Problem description →
State how many lines of the entries hold the string "caption". Reply with the number alone.

• • •

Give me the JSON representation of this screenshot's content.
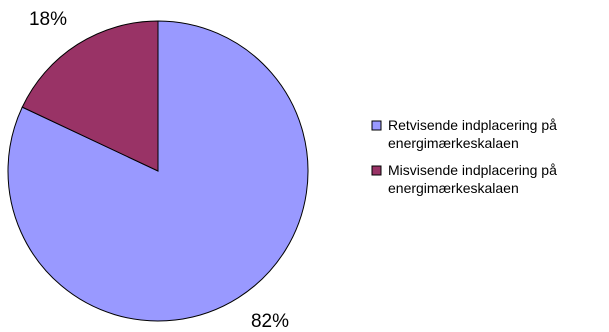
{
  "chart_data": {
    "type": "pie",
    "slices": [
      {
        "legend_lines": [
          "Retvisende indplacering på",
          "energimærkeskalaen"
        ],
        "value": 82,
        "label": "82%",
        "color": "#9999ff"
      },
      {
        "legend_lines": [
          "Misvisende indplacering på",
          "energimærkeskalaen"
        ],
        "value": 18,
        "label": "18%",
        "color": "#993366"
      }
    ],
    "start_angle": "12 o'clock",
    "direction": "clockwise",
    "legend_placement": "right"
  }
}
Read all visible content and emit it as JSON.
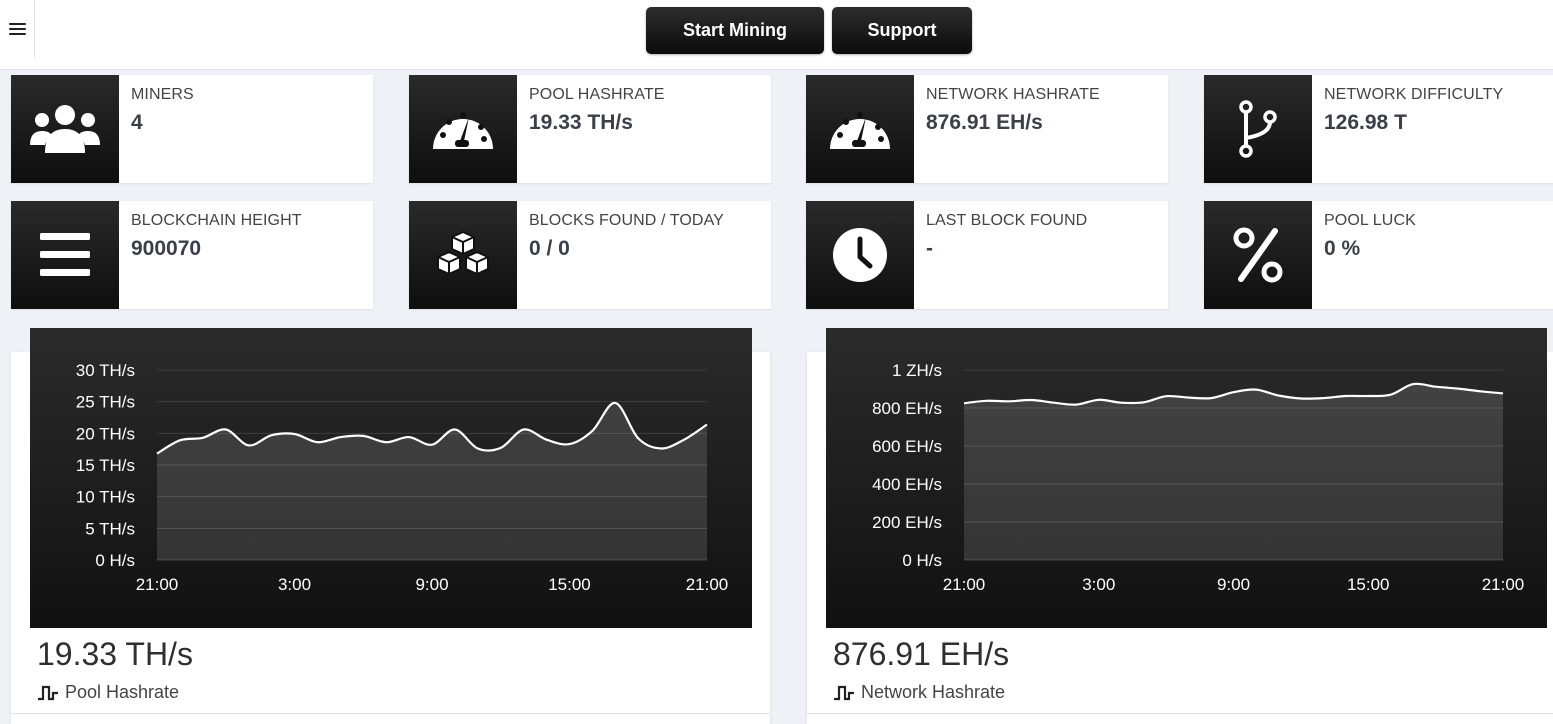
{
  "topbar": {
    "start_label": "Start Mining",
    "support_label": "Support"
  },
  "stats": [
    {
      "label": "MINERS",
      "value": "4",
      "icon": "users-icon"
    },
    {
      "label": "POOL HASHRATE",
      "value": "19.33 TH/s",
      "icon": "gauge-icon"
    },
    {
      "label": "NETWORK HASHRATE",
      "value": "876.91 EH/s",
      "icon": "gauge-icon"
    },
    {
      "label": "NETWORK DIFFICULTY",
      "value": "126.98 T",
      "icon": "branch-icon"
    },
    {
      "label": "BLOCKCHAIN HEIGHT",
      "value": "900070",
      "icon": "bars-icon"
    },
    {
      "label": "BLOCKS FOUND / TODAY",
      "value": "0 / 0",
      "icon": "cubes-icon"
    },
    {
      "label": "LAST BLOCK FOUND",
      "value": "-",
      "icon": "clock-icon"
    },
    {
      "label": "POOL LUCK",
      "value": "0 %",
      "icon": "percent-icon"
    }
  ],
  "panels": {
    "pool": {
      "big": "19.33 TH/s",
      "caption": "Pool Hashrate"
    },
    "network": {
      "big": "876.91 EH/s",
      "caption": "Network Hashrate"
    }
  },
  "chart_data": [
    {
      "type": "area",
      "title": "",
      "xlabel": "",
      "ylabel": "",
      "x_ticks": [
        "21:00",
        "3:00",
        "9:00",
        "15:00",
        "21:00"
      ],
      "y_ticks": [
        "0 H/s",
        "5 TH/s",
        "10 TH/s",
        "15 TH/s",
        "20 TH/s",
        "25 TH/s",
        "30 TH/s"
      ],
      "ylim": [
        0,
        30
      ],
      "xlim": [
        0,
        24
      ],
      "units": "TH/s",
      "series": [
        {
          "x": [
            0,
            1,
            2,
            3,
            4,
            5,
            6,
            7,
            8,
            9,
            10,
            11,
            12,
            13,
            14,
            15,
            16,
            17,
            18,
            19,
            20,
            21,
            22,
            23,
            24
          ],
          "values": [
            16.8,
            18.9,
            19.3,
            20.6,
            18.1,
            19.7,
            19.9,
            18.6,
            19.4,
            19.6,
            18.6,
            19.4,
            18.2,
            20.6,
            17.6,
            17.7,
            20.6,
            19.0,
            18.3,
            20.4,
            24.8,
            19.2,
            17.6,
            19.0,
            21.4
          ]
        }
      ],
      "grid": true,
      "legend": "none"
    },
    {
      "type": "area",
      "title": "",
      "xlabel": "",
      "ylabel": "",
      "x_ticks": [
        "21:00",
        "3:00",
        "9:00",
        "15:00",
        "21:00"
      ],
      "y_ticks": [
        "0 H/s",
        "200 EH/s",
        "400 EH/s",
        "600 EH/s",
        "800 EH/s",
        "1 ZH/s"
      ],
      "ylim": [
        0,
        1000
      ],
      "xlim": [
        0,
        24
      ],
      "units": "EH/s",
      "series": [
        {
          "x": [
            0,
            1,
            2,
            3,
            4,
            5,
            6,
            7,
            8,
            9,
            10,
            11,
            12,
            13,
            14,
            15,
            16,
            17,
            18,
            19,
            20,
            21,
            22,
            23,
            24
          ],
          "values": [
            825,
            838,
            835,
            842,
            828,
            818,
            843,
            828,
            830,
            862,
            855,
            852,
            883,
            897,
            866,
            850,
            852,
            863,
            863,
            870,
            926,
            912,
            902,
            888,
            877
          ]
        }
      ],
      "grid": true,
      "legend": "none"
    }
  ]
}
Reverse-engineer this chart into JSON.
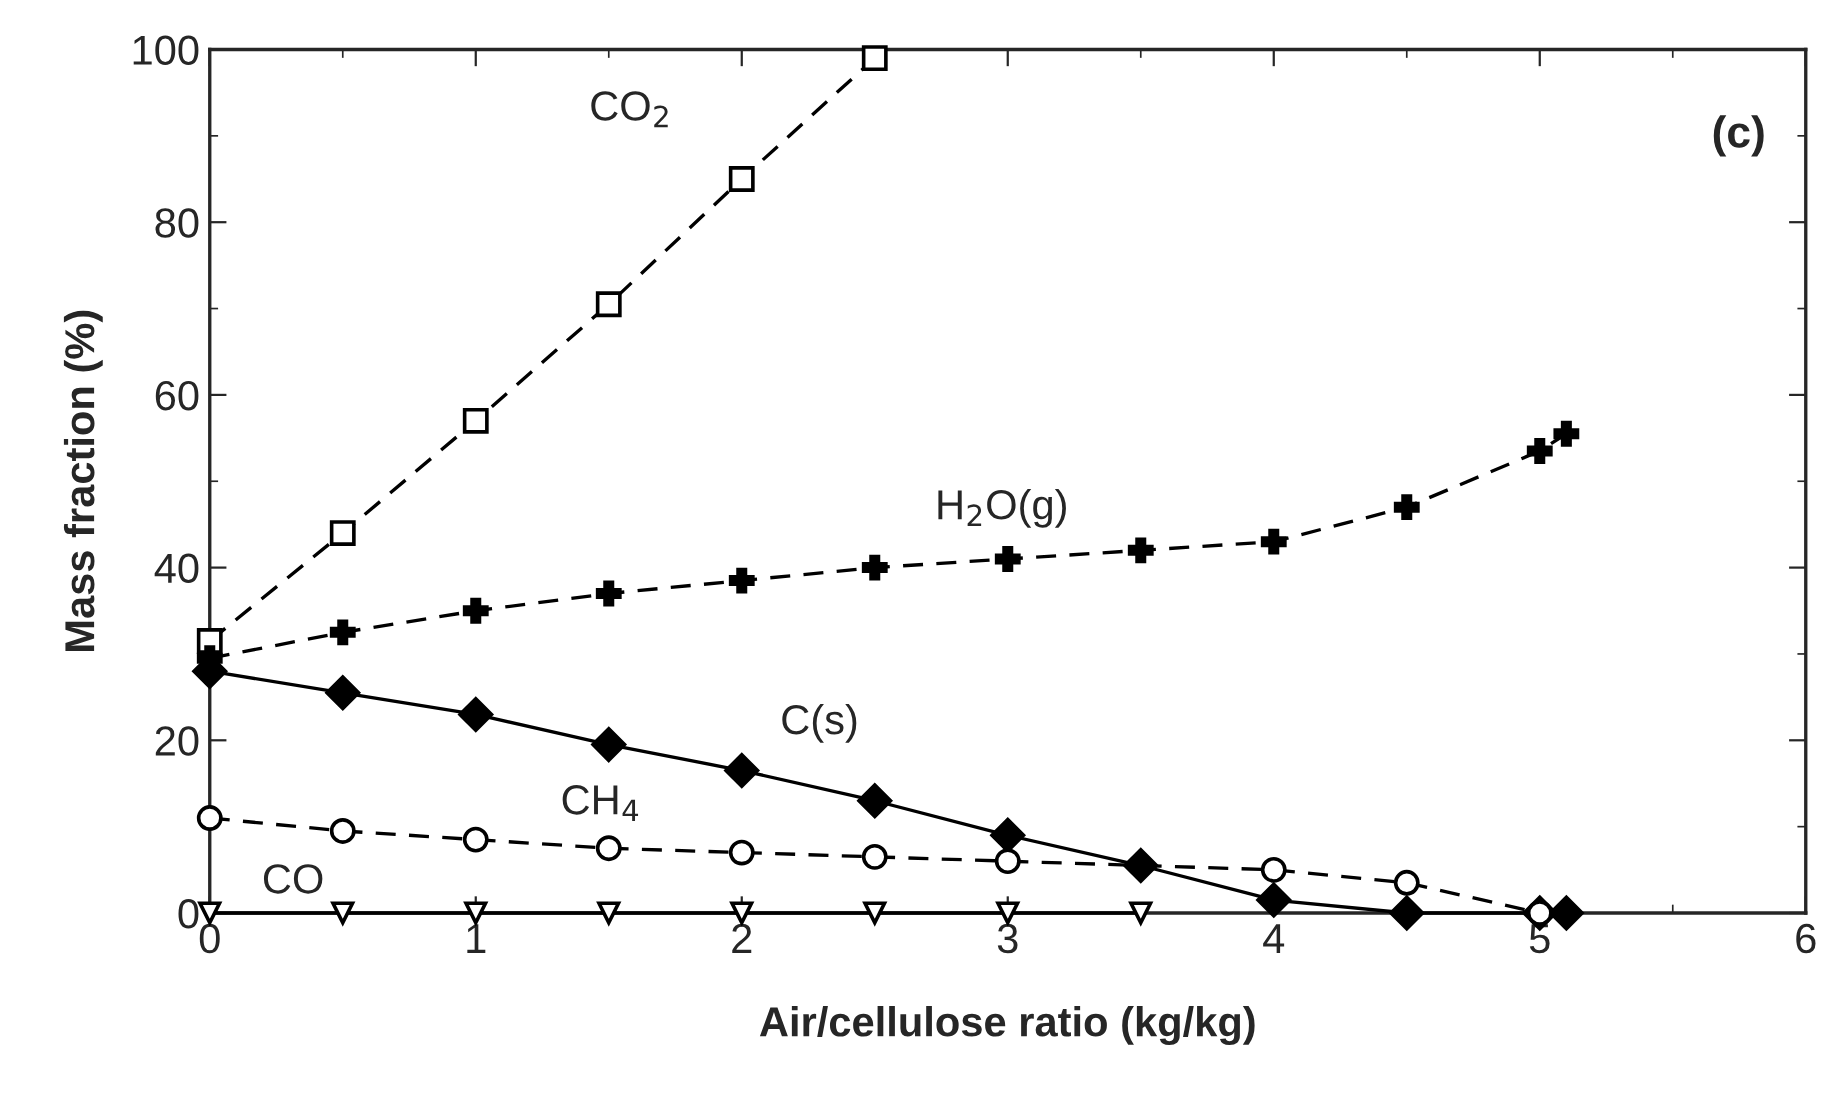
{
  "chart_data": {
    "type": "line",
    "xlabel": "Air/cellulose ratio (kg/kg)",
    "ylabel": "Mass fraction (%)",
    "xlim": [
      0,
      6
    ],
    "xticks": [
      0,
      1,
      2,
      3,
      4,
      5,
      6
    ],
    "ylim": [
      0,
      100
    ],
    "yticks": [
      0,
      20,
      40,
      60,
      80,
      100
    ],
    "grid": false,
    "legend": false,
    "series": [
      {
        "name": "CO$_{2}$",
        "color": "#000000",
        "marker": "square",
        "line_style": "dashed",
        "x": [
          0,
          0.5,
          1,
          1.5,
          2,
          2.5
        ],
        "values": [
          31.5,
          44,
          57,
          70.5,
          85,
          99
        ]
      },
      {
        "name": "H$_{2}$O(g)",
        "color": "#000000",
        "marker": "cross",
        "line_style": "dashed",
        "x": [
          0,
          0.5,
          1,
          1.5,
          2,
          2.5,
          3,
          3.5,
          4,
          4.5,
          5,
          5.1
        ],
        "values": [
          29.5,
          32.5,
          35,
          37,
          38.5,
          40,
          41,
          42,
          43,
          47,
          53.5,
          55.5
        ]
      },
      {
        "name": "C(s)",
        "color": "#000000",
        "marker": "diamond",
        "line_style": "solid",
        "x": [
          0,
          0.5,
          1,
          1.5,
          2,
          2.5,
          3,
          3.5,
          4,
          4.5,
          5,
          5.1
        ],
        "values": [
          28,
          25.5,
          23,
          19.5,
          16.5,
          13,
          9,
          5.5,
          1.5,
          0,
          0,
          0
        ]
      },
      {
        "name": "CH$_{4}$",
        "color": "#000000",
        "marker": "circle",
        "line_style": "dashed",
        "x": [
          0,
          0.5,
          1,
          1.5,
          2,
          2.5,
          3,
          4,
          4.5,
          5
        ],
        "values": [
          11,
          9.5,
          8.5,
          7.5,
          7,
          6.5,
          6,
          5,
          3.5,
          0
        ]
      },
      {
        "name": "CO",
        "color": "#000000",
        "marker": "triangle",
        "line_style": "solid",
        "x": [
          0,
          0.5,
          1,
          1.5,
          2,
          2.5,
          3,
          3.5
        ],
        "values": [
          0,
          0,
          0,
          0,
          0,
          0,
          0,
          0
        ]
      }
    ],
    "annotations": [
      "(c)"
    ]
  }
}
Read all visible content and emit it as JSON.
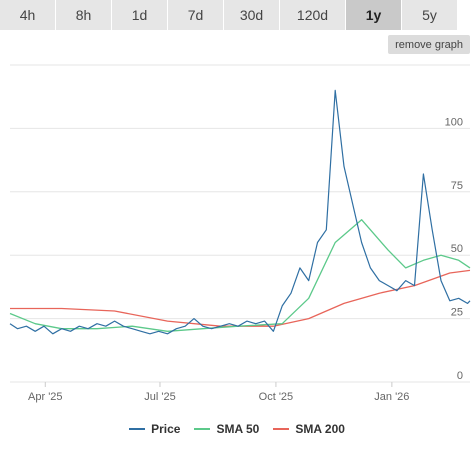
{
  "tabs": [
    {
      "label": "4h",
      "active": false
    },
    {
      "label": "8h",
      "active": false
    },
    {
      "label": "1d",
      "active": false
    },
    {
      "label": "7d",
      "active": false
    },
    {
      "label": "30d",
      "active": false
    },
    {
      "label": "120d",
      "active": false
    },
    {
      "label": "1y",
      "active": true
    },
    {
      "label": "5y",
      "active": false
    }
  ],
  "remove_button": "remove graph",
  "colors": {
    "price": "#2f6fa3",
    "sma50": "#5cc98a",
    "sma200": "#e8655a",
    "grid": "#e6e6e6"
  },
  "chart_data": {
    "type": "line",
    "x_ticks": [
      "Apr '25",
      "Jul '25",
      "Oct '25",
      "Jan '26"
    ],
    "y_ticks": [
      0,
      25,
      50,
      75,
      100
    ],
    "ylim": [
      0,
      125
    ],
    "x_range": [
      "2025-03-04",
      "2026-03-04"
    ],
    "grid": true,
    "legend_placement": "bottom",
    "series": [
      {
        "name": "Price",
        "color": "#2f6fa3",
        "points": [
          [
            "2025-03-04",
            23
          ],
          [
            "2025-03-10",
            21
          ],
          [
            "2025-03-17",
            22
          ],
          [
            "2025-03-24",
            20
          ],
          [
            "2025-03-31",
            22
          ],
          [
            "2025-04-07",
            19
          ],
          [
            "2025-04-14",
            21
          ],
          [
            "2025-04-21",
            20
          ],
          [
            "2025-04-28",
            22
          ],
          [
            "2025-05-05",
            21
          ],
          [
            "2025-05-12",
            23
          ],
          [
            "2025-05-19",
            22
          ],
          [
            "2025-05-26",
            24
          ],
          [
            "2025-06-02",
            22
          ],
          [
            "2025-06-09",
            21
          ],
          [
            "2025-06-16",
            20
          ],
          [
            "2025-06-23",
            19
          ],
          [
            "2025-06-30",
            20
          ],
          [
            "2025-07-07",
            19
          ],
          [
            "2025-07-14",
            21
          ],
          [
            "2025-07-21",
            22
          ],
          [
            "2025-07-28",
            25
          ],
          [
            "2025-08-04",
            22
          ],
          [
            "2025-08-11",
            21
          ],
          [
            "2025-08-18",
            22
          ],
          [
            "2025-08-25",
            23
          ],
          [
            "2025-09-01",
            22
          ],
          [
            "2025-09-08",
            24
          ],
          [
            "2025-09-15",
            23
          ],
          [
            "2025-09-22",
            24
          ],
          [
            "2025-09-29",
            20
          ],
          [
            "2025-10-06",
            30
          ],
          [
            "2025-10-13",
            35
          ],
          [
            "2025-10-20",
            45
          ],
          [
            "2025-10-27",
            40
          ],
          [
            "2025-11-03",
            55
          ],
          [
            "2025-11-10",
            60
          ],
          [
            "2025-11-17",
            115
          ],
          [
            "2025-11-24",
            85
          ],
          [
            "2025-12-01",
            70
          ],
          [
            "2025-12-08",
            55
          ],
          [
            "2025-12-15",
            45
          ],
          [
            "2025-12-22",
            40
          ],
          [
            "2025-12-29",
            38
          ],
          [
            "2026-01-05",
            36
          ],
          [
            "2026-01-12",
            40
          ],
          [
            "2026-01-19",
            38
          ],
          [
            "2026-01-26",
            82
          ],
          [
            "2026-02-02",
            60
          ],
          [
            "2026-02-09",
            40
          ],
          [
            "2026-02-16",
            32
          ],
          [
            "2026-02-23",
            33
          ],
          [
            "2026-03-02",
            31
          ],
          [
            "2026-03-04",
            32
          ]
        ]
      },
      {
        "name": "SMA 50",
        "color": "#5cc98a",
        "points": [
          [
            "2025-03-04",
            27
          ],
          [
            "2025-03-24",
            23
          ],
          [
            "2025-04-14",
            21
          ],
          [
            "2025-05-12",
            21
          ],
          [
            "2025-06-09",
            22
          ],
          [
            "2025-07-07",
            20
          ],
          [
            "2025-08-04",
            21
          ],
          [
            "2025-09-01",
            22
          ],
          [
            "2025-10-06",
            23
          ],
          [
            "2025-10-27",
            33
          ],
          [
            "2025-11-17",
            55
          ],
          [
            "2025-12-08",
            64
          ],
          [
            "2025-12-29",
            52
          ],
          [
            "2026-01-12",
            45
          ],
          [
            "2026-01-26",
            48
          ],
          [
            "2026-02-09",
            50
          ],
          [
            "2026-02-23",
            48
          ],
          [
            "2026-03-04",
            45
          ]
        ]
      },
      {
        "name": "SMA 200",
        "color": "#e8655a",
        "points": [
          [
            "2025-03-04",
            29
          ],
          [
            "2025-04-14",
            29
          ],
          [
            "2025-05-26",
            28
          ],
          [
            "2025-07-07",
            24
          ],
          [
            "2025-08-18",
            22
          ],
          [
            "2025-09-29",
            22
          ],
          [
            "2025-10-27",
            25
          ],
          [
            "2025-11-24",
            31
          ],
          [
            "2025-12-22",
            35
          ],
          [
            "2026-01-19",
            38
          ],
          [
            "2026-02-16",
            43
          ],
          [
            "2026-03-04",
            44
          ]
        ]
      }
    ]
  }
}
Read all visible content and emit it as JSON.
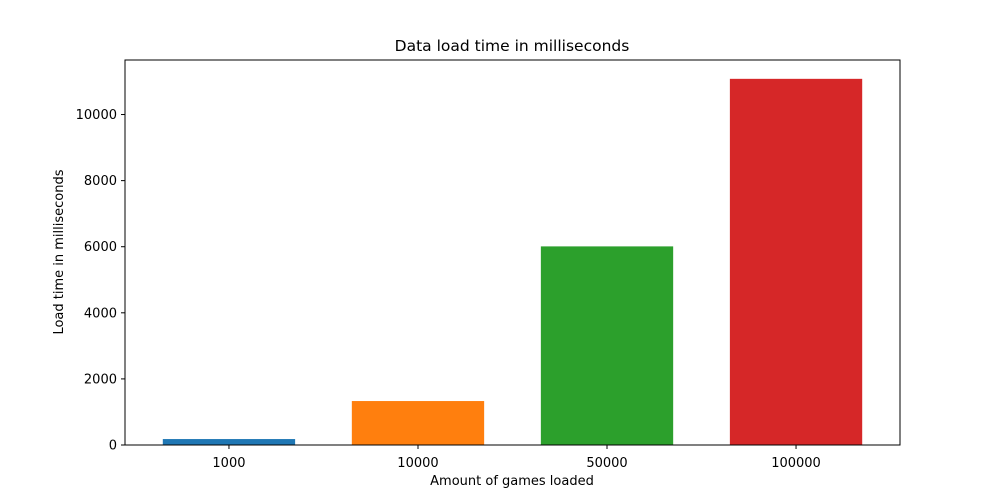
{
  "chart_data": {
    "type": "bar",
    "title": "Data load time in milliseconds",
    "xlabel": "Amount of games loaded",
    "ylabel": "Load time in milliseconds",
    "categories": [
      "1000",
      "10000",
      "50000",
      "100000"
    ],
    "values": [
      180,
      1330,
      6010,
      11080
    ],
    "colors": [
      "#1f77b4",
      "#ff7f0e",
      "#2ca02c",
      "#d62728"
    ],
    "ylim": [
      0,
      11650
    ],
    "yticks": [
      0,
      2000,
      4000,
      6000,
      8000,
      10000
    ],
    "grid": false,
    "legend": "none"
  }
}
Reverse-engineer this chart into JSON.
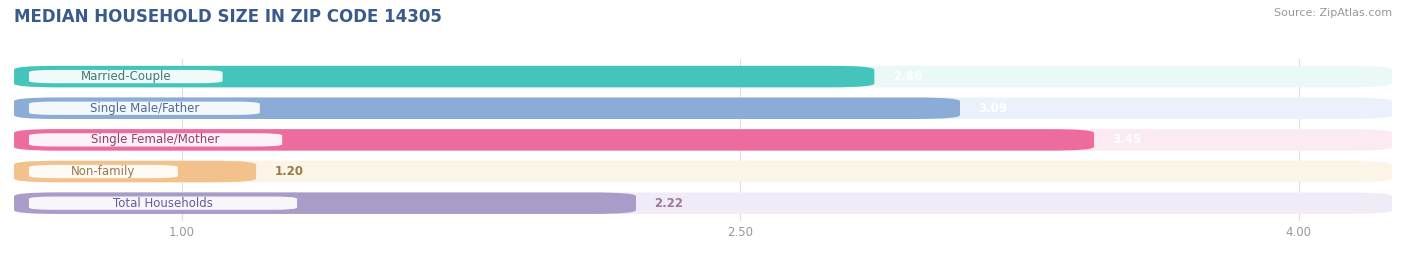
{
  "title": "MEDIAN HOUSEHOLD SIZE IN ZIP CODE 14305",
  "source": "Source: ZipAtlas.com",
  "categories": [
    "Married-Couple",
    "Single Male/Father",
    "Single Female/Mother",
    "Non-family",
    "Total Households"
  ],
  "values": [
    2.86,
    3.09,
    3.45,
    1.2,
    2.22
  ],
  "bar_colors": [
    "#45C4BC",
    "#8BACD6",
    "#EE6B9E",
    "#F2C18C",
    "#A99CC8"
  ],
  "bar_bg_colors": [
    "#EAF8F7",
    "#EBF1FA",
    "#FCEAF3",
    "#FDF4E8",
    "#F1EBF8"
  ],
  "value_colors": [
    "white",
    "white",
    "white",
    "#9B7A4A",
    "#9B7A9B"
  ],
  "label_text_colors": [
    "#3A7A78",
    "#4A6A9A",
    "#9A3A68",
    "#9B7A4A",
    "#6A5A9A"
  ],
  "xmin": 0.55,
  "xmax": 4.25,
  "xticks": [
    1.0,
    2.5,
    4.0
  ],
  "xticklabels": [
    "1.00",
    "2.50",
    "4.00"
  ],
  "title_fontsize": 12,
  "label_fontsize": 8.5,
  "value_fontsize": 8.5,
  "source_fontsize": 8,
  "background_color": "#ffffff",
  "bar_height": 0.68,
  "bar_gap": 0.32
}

• • •

Final result →
2